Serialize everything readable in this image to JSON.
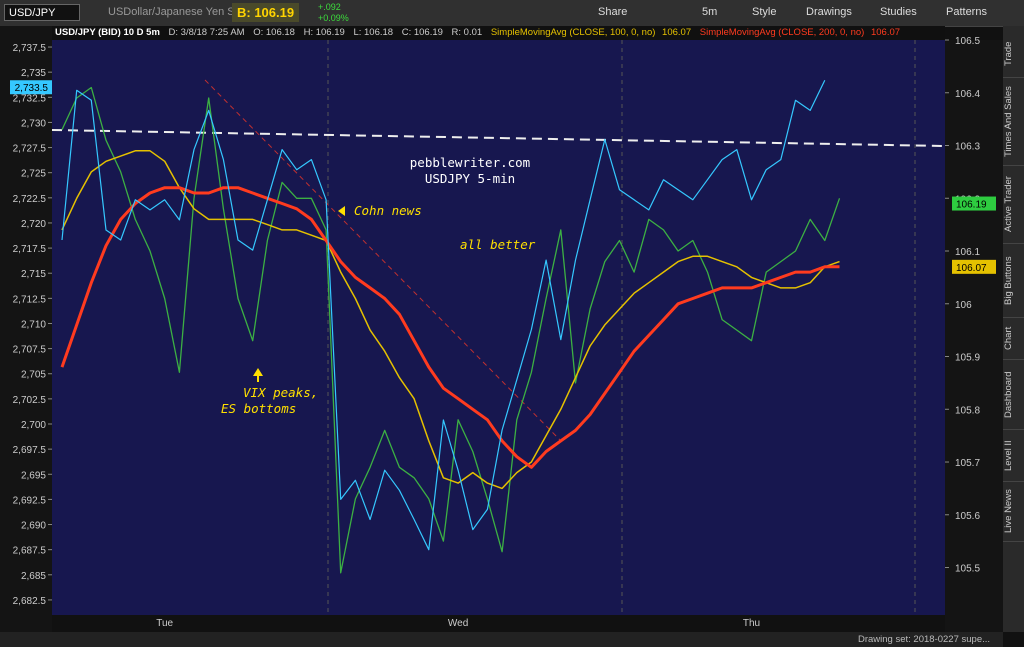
{
  "toolbar": {
    "symbol": "USD/JPY",
    "description": "USDollar/Japanese Yen Spot",
    "bid": "B: 106.19",
    "change": "+.092",
    "change_pct": "+0.09%",
    "buttons": [
      "Share",
      "5m",
      "Style",
      "Drawings",
      "Studies",
      "Patterns"
    ]
  },
  "header": {
    "items": [
      "USD/JPY (BID) 10 D 5m",
      "D: 3/8/18 7:25 AM",
      "O: 106.18",
      "H: 106.19",
      "L: 106.18",
      "C: 106.19",
      "R: 0.01"
    ],
    "sma100_value": "106.07",
    "sma200_value": "106.07"
  },
  "side_tabs": [
    "Trade",
    "Times And Sales",
    "Active Trader",
    "Big Buttons",
    "Chart",
    "Dashboard",
    "Level II",
    "Live News"
  ],
  "status": "Drawing set: 2018-0227 supe...",
  "chart_data": {
    "type": "line",
    "categories": [
      null,
      null,
      null,
      null,
      null,
      null,
      null,
      "Tue",
      null,
      null,
      null,
      null,
      null,
      null,
      null,
      null,
      null,
      null,
      null,
      null,
      null,
      null,
      null,
      null,
      null,
      null,
      null,
      "Wed",
      null,
      null,
      null,
      null,
      null,
      null,
      null,
      null,
      null,
      null,
      null,
      null,
      null,
      null,
      null,
      null,
      null,
      null,
      null,
      "Thu",
      null,
      null,
      null,
      null,
      null,
      null,
      null,
      null,
      null,
      null,
      null,
      null,
      null
    ],
    "series": [
      {
        "color": "#3cb043",
        "values": [
          106.33,
          106.39,
          106.41,
          106.31,
          106.25,
          106.16,
          106.1,
          106.01,
          105.87,
          106.2,
          106.39,
          106.18,
          106.01,
          105.93,
          106.12,
          106.23,
          106.2,
          106.2,
          106.14,
          105.49,
          105.63,
          105.69,
          105.76,
          105.69,
          105.67,
          105.63,
          105.55,
          105.78,
          105.72,
          105.63,
          105.53,
          105.78,
          105.87,
          106.01,
          106.14,
          105.85,
          105.99,
          106.08,
          106.12,
          106.06,
          106.16,
          106.14,
          106.1,
          106.12,
          106.06,
          105.97,
          105.95,
          105.93,
          106.06,
          106.08,
          106.1,
          106.16,
          106.12,
          106.2,
          null,
          null,
          null,
          null,
          null,
          null,
          null
        ]
      },
      {
        "name": "SimpleMovingAvg (CLOSE, 100, 0, no)",
        "color": "#e5c100",
        "values": [
          106.14,
          106.2,
          106.25,
          106.27,
          106.28,
          106.29,
          106.29,
          106.27,
          106.22,
          106.18,
          106.16,
          106.16,
          106.16,
          106.16,
          106.15,
          106.14,
          106.14,
          106.13,
          106.12,
          106.06,
          106.01,
          105.95,
          105.91,
          105.86,
          105.82,
          105.74,
          105.67,
          105.66,
          105.68,
          105.66,
          105.65,
          105.68,
          105.7,
          105.75,
          105.8,
          105.86,
          105.92,
          105.96,
          105.99,
          106.02,
          106.04,
          106.06,
          106.08,
          106.09,
          106.09,
          106.08,
          106.07,
          106.05,
          106.04,
          106.03,
          106.03,
          106.04,
          106.07,
          106.08,
          null,
          null,
          null,
          null,
          null,
          null,
          null
        ]
      },
      {
        "name": "SimpleMovingAvg (CLOSE, 200, 0, no)",
        "color": "#ff3b1f",
        "values": [
          105.88,
          105.96,
          106.04,
          106.11,
          106.16,
          106.19,
          106.21,
          106.22,
          106.22,
          106.21,
          106.21,
          106.22,
          106.22,
          106.21,
          106.2,
          106.19,
          106.18,
          106.16,
          106.12,
          106.08,
          106.05,
          106.03,
          106.01,
          105.98,
          105.93,
          105.88,
          105.84,
          105.82,
          105.8,
          105.78,
          105.74,
          105.71,
          105.69,
          105.72,
          105.74,
          105.76,
          105.79,
          105.83,
          105.87,
          105.91,
          105.94,
          105.97,
          106.0,
          106.01,
          106.02,
          106.03,
          106.03,
          106.03,
          106.04,
          106.05,
          106.06,
          106.06,
          106.07,
          106.07,
          null,
          null,
          null,
          null,
          null,
          null,
          null
        ]
      },
      {
        "color": "#35c8ff",
        "axis": "y2",
        "values": [
          2718.3,
          2733.2,
          2732.2,
          2719.3,
          2718.3,
          2722.3,
          2721.3,
          2722.3,
          2720.3,
          2727.3,
          2731.2,
          2726.3,
          2718.3,
          2717.3,
          2722.3,
          2727.3,
          2725.3,
          2726.3,
          2722.3,
          2692.5,
          2694.4,
          2690.5,
          2695.4,
          2693.4,
          2690.5,
          2687.5,
          2700.4,
          2695.4,
          2689.5,
          2691.5,
          2699.4,
          2704.4,
          2709.4,
          2716.3,
          2708.4,
          2716.3,
          2722.3,
          2728.3,
          2723.3,
          2722.3,
          2721.3,
          2724.3,
          2723.3,
          2722.3,
          2724.3,
          2726.3,
          2727.3,
          2722.3,
          2725.3,
          2726.3,
          2732.2,
          2731.2,
          2734.2,
          null,
          null,
          null,
          null,
          null,
          null,
          null,
          null
        ]
      }
    ],
    "ylim": [
      105.41,
      106.5
    ],
    "yticks": [
      106.5,
      106.4,
      106.3,
      106.2,
      106.1,
      106,
      105.9,
      105.8,
      105.7,
      105.6,
      105.5
    ],
    "y2lim": [
      2681,
      2738.2
    ],
    "y2ticks": [
      {
        "value": 2737.5,
        "label": "2,737.5"
      },
      {
        "value": 2735,
        "label": "2,735"
      },
      {
        "value": 2732.5,
        "label": "2,732.5"
      },
      {
        "value": 2730,
        "label": "2,730"
      },
      {
        "value": 2727.5,
        "label": "2,727.5"
      },
      {
        "value": 2725,
        "label": "2,725"
      },
      {
        "value": 2722.5,
        "label": "2,722.5"
      },
      {
        "value": 2720,
        "label": "2,720"
      },
      {
        "value": 2717.5,
        "label": "2,717.5"
      },
      {
        "value": 2715,
        "label": "2,715"
      },
      {
        "value": 2712.5,
        "label": "2,712.5"
      },
      {
        "value": 2710,
        "label": "2,710"
      },
      {
        "value": 2707.5,
        "label": "2,707.5"
      },
      {
        "value": 2705,
        "label": "2,705"
      },
      {
        "value": 2702.5,
        "label": "2,702.5"
      },
      {
        "value": 2700,
        "label": "2,700"
      },
      {
        "value": 2697.5,
        "label": "2,697.5"
      },
      {
        "value": 2695,
        "label": "2,695"
      },
      {
        "value": 2692.5,
        "label": "2,692.5"
      },
      {
        "value": 2690,
        "label": "2,690"
      },
      {
        "value": 2687.5,
        "label": "2,687.5"
      },
      {
        "value": 2685,
        "label": "2,685"
      },
      {
        "value": 2682.5,
        "label": "2,682.5"
      }
    ],
    "price_badges": [
      {
        "value": 106.19,
        "color": "#2ecc40"
      },
      {
        "value": 106.07,
        "color": "#e5c100"
      }
    ],
    "y2_badge": {
      "value": 2733.5,
      "label": "2,733.5",
      "color": "#35c8ff"
    },
    "annotations": [
      "pebblewriter.com",
      "USDJPY 5-min",
      "Cohn news",
      "all better",
      "VIX peaks,",
      "ES bottoms"
    ]
  }
}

• _TASK DETAILS_
Reproduce every record above exactly, but leave out the pictures.

• _RESULT FOR THIS TASK_
Serialize everything readable in this image to JSON.
{
  "toolbar": {
    "symbol": "USD/JPY",
    "description": "USDollar/Japanese Yen Spot",
    "bid": "B: 106.19",
    "change": "+.092",
    "change_pct": "+0.09%",
    "buttons": [
      "Share",
      "5m",
      "Style",
      "Drawings",
      "Studies",
      "Patterns"
    ]
  },
  "header": {
    "items": [
      "USD/JPY (BID) 10 D 5m",
      "D: 3/8/18 7:25 AM",
      "O: 106.18",
      "H: 106.19",
      "L: 106.18",
      "C: 106.19",
      "R: 0.01"
    ],
    "sma100_value": "106.07",
    "sma200_value": "106.07"
  },
  "side_tabs": [
    "Trade",
    "Times And Sales",
    "Active Trader",
    "Big Buttons",
    "Chart",
    "Dashboard",
    "Level II",
    "Live News"
  ],
  "status": "Drawing set: 2018-0227 supe...",
  "chart_data": {
    "type": "line",
    "categories": [
      null,
      null,
      null,
      null,
      null,
      null,
      null,
      "Tue",
      null,
      null,
      null,
      null,
      null,
      null,
      null,
      null,
      null,
      null,
      null,
      null,
      null,
      null,
      null,
      null,
      null,
      null,
      null,
      "Wed",
      null,
      null,
      null,
      null,
      null,
      null,
      null,
      null,
      null,
      null,
      null,
      null,
      null,
      null,
      null,
      null,
      null,
      null,
      null,
      "Thu",
      null,
      null,
      null,
      null,
      null,
      null,
      null,
      null,
      null,
      null,
      null,
      null,
      null
    ],
    "series": [
      {
        "color": "#3cb043",
        "values": [
          106.33,
          106.39,
          106.41,
          106.31,
          106.25,
          106.16,
          106.1,
          106.01,
          105.87,
          106.2,
          106.39,
          106.18,
          106.01,
          105.93,
          106.12,
          106.23,
          106.2,
          106.2,
          106.14,
          105.49,
          105.63,
          105.69,
          105.76,
          105.69,
          105.67,
          105.63,
          105.55,
          105.78,
          105.72,
          105.63,
          105.53,
          105.78,
          105.87,
          106.01,
          106.14,
          105.85,
          105.99,
          106.08,
          106.12,
          106.06,
          106.16,
          106.14,
          106.1,
          106.12,
          106.06,
          105.97,
          105.95,
          105.93,
          106.06,
          106.08,
          106.1,
          106.16,
          106.12,
          106.2,
          null,
          null,
          null,
          null,
          null,
          null,
          null
        ]
      },
      {
        "name": "SimpleMovingAvg (CLOSE, 100, 0, no)",
        "color": "#e5c100",
        "values": [
          106.14,
          106.2,
          106.25,
          106.27,
          106.28,
          106.29,
          106.29,
          106.27,
          106.22,
          106.18,
          106.16,
          106.16,
          106.16,
          106.16,
          106.15,
          106.14,
          106.14,
          106.13,
          106.12,
          106.06,
          106.01,
          105.95,
          105.91,
          105.86,
          105.82,
          105.74,
          105.67,
          105.66,
          105.68,
          105.66,
          105.65,
          105.68,
          105.7,
          105.75,
          105.8,
          105.86,
          105.92,
          105.96,
          105.99,
          106.02,
          106.04,
          106.06,
          106.08,
          106.09,
          106.09,
          106.08,
          106.07,
          106.05,
          106.04,
          106.03,
          106.03,
          106.04,
          106.07,
          106.08,
          null,
          null,
          null,
          null,
          null,
          null,
          null
        ]
      },
      {
        "name": "SimpleMovingAvg (CLOSE, 200, 0, no)",
        "color": "#ff3b1f",
        "values": [
          105.88,
          105.96,
          106.04,
          106.11,
          106.16,
          106.19,
          106.21,
          106.22,
          106.22,
          106.21,
          106.21,
          106.22,
          106.22,
          106.21,
          106.2,
          106.19,
          106.18,
          106.16,
          106.12,
          106.08,
          106.05,
          106.03,
          106.01,
          105.98,
          105.93,
          105.88,
          105.84,
          105.82,
          105.8,
          105.78,
          105.74,
          105.71,
          105.69,
          105.72,
          105.74,
          105.76,
          105.79,
          105.83,
          105.87,
          105.91,
          105.94,
          105.97,
          106.0,
          106.01,
          106.02,
          106.03,
          106.03,
          106.03,
          106.04,
          106.05,
          106.06,
          106.06,
          106.07,
          106.07,
          null,
          null,
          null,
          null,
          null,
          null,
          null
        ]
      },
      {
        "color": "#35c8ff",
        "axis": "y2",
        "values": [
          2718.3,
          2733.2,
          2732.2,
          2719.3,
          2718.3,
          2722.3,
          2721.3,
          2722.3,
          2720.3,
          2727.3,
          2731.2,
          2726.3,
          2718.3,
          2717.3,
          2722.3,
          2727.3,
          2725.3,
          2726.3,
          2722.3,
          2692.5,
          2694.4,
          2690.5,
          2695.4,
          2693.4,
          2690.5,
          2687.5,
          2700.4,
          2695.4,
          2689.5,
          2691.5,
          2699.4,
          2704.4,
          2709.4,
          2716.3,
          2708.4,
          2716.3,
          2722.3,
          2728.3,
          2723.3,
          2722.3,
          2721.3,
          2724.3,
          2723.3,
          2722.3,
          2724.3,
          2726.3,
          2727.3,
          2722.3,
          2725.3,
          2726.3,
          2732.2,
          2731.2,
          2734.2,
          null,
          null,
          null,
          null,
          null,
          null,
          null,
          null
        ]
      }
    ],
    "ylim": [
      105.41,
      106.5
    ],
    "yticks": [
      106.5,
      106.4,
      106.3,
      106.2,
      106.1,
      106,
      105.9,
      105.8,
      105.7,
      105.6,
      105.5
    ],
    "y2lim": [
      2681,
      2738.2
    ],
    "y2ticks": [
      {
        "value": 2737.5,
        "label": "2,737.5"
      },
      {
        "value": 2735,
        "label": "2,735"
      },
      {
        "value": 2732.5,
        "label": "2,732.5"
      },
      {
        "value": 2730,
        "label": "2,730"
      },
      {
        "value": 2727.5,
        "label": "2,727.5"
      },
      {
        "value": 2725,
        "label": "2,725"
      },
      {
        "value": 2722.5,
        "label": "2,722.5"
      },
      {
        "value": 2720,
        "label": "2,720"
      },
      {
        "value": 2717.5,
        "label": "2,717.5"
      },
      {
        "value": 2715,
        "label": "2,715"
      },
      {
        "value": 2712.5,
        "label": "2,712.5"
      },
      {
        "value": 2710,
        "label": "2,710"
      },
      {
        "value": 2707.5,
        "label": "2,707.5"
      },
      {
        "value": 2705,
        "label": "2,705"
      },
      {
        "value": 2702.5,
        "label": "2,702.5"
      },
      {
        "value": 2700,
        "label": "2,700"
      },
      {
        "value": 2697.5,
        "label": "2,697.5"
      },
      {
        "value": 2695,
        "label": "2,695"
      },
      {
        "value": 2692.5,
        "label": "2,692.5"
      },
      {
        "value": 2690,
        "label": "2,690"
      },
      {
        "value": 2687.5,
        "label": "2,687.5"
      },
      {
        "value": 2685,
        "label": "2,685"
      },
      {
        "value": 2682.5,
        "label": "2,682.5"
      }
    ],
    "price_badges": [
      {
        "value": 106.19,
        "color": "#2ecc40"
      },
      {
        "value": 106.07,
        "color": "#e5c100"
      }
    ],
    "y2_badge": {
      "value": 2733.5,
      "label": "2,733.5",
      "color": "#35c8ff"
    },
    "annotations": [
      "pebblewriter.com",
      "USDJPY 5-min",
      "Cohn news",
      "all better",
      "VIX peaks,",
      "ES bottoms"
    ]
  }
}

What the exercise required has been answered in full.